## Input
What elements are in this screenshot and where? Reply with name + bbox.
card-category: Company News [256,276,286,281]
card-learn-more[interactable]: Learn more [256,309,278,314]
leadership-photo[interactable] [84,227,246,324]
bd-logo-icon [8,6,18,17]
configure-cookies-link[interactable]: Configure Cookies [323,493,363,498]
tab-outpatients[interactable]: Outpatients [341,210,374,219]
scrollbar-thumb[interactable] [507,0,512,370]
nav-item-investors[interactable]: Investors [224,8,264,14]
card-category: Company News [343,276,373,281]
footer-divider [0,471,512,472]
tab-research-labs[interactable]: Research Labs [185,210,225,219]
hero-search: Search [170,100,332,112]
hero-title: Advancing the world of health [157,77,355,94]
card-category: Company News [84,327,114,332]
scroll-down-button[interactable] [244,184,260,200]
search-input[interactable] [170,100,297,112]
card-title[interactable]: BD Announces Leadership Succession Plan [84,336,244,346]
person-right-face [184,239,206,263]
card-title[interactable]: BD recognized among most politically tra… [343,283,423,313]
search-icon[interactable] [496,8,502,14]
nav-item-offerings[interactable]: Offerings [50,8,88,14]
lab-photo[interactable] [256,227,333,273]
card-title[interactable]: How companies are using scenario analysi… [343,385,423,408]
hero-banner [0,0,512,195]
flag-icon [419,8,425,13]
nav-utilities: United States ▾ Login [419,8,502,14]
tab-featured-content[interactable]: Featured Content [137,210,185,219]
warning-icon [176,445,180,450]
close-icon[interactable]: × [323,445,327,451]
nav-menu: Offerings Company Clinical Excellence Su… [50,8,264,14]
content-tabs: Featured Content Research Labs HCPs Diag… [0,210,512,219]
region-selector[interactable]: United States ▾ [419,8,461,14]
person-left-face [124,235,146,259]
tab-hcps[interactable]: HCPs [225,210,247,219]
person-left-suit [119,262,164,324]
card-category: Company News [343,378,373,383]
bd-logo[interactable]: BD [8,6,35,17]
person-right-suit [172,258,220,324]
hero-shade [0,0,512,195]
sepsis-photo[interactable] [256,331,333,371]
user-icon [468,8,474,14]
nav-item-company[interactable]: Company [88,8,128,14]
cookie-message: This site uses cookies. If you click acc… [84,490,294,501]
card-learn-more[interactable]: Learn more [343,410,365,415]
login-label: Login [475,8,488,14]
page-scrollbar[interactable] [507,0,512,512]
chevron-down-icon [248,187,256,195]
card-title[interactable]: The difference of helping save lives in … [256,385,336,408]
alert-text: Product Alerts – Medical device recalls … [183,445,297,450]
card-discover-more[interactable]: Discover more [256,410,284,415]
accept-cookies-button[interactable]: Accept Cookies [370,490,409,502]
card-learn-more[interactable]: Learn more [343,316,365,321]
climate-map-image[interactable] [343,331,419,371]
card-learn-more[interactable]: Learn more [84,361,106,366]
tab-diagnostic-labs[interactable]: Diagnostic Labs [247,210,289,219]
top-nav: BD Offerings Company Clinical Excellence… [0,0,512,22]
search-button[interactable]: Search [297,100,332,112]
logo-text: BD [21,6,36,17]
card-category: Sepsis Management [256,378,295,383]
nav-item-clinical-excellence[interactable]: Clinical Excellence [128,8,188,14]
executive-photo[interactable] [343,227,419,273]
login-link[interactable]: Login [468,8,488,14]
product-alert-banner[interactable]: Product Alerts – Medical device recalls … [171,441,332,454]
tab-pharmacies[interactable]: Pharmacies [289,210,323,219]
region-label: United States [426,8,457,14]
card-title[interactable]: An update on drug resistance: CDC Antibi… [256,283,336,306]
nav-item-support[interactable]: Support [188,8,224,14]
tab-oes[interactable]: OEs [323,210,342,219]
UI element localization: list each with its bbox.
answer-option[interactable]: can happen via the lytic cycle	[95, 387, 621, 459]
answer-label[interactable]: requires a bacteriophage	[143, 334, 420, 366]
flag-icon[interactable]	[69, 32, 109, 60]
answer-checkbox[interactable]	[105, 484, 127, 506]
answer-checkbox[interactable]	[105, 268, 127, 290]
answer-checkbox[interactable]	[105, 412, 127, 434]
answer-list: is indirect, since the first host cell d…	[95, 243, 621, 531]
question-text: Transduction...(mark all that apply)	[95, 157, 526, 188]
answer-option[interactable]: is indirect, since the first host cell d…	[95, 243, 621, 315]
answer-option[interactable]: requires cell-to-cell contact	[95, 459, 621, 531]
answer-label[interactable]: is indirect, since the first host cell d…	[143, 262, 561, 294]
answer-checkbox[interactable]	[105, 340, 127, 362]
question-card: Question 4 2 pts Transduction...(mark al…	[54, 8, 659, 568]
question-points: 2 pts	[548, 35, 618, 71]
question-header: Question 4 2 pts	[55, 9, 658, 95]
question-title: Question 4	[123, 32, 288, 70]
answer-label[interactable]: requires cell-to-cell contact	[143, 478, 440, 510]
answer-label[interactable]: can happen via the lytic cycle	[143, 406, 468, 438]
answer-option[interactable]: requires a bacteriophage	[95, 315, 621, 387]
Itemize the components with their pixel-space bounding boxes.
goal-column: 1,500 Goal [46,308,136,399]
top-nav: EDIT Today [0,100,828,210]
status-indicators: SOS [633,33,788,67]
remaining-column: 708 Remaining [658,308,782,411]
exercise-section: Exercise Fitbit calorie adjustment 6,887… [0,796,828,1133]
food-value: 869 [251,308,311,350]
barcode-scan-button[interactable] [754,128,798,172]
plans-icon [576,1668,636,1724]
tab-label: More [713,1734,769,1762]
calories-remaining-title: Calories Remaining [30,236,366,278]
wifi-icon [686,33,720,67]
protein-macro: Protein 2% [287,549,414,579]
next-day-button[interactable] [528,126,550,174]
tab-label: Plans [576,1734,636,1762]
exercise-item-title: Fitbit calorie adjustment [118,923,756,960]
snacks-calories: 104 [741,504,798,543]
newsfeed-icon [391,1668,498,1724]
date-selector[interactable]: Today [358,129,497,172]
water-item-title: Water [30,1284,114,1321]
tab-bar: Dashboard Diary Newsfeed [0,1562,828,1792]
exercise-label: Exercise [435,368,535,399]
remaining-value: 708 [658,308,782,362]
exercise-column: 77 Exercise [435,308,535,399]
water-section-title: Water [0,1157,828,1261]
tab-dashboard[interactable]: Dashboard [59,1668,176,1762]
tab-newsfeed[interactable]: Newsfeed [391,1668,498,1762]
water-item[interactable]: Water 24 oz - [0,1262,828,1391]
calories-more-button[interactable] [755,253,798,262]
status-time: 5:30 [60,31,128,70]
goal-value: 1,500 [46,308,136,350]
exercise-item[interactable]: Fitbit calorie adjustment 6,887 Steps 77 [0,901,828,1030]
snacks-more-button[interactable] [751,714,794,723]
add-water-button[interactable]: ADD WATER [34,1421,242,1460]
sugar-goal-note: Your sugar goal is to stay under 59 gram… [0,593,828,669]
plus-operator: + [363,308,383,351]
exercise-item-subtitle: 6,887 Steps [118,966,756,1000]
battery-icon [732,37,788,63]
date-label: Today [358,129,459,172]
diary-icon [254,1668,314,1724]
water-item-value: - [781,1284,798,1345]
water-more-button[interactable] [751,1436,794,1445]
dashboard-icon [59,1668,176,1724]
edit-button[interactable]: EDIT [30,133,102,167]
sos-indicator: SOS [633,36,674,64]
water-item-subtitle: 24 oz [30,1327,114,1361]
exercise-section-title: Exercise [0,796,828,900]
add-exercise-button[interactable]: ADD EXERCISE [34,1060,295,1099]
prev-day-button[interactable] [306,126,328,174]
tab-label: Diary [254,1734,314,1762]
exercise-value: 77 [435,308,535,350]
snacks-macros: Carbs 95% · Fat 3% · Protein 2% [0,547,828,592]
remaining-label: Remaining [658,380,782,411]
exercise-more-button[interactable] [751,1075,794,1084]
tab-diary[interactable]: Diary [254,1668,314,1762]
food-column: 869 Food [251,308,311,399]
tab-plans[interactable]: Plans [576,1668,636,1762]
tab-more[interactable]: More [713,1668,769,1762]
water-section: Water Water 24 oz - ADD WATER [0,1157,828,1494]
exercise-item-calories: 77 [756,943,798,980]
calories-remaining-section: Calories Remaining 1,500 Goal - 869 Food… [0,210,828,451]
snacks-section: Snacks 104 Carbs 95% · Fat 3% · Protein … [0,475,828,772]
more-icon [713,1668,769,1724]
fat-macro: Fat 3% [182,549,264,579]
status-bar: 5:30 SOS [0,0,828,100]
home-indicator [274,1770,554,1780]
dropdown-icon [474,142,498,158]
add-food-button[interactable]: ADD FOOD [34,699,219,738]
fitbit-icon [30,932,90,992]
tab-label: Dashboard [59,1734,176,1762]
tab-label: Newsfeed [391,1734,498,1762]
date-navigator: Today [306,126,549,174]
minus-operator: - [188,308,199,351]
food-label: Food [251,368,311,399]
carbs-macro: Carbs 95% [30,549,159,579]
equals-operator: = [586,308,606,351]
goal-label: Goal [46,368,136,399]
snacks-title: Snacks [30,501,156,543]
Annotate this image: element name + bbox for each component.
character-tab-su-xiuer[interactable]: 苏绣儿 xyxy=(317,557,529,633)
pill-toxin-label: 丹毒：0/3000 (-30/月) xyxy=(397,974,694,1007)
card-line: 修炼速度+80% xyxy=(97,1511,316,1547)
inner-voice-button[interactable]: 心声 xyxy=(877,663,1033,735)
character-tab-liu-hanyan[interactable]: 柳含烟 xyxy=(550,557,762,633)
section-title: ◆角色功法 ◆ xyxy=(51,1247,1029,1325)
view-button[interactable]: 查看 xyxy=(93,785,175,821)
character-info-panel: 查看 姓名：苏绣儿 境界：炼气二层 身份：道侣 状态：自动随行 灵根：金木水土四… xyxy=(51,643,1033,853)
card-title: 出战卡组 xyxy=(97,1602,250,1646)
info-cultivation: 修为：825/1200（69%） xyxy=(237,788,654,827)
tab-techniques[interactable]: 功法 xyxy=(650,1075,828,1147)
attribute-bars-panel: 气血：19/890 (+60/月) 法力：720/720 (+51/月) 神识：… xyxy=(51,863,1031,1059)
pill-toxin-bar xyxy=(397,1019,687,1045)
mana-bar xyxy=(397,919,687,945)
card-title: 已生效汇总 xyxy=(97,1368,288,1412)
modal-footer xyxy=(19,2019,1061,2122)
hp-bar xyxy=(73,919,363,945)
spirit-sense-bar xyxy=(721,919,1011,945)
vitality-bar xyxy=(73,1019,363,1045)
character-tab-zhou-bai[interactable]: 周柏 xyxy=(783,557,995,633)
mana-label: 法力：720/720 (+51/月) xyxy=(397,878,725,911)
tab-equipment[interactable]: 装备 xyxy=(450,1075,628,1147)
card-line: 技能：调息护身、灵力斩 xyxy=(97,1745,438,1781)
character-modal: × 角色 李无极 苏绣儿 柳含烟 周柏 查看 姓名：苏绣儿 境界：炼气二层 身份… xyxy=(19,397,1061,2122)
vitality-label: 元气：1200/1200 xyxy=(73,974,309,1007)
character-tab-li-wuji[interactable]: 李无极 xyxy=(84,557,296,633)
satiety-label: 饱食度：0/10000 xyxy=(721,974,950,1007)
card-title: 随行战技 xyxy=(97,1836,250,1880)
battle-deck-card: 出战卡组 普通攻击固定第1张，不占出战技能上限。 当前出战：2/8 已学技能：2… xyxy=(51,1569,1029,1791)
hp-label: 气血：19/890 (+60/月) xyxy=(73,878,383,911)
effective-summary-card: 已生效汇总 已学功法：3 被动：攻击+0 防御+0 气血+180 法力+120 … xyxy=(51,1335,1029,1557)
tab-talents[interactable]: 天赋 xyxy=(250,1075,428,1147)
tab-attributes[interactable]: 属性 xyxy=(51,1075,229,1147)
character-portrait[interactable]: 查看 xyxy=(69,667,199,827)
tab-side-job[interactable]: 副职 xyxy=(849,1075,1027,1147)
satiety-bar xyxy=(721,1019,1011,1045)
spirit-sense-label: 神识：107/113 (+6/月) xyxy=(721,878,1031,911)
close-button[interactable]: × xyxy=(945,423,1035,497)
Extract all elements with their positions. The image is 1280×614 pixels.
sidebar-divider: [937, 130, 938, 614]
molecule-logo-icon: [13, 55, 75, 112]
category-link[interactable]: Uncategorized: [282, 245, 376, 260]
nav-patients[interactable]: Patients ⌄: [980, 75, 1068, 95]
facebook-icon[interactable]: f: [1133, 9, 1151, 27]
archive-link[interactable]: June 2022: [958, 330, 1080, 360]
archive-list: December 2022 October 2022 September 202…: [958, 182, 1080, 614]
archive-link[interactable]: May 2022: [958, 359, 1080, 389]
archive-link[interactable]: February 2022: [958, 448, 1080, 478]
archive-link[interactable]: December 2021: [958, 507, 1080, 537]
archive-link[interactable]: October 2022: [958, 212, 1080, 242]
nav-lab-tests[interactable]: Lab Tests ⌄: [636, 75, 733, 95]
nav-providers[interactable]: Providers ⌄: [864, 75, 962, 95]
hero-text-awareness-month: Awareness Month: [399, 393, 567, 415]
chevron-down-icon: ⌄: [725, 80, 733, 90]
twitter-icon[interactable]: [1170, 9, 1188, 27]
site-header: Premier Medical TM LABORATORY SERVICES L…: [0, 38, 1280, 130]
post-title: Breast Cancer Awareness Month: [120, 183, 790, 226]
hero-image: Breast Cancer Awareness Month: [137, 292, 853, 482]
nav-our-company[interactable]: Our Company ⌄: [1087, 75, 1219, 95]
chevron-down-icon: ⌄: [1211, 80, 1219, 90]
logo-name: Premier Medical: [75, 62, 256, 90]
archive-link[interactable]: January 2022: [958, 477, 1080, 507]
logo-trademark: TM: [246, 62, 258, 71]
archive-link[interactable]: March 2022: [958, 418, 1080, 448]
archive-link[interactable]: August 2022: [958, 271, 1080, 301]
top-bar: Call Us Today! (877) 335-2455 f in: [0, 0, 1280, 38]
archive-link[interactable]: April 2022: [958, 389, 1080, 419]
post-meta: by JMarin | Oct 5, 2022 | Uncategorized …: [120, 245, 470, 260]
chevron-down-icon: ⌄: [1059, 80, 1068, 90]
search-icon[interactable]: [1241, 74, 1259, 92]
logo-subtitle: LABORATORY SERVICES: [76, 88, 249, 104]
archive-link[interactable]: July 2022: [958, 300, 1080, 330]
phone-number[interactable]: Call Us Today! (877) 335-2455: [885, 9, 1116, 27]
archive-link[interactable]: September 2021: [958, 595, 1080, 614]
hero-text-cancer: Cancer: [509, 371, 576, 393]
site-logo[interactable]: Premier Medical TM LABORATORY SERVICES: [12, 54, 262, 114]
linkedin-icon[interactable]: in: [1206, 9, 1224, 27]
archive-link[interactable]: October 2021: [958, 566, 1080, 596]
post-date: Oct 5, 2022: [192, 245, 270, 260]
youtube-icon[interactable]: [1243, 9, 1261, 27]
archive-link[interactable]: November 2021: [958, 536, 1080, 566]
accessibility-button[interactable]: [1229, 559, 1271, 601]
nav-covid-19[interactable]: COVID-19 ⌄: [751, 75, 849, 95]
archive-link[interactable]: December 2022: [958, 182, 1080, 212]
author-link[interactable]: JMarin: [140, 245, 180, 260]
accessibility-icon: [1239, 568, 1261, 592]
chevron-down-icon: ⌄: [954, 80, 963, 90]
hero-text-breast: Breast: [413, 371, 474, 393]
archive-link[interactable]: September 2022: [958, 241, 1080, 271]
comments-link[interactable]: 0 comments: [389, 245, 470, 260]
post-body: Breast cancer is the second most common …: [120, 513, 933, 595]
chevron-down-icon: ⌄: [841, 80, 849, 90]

## Aim of the task
Looking at the records above, in how many lines does the word "Medical" occur? Reply with the number alone.

## Solution for this exercise
5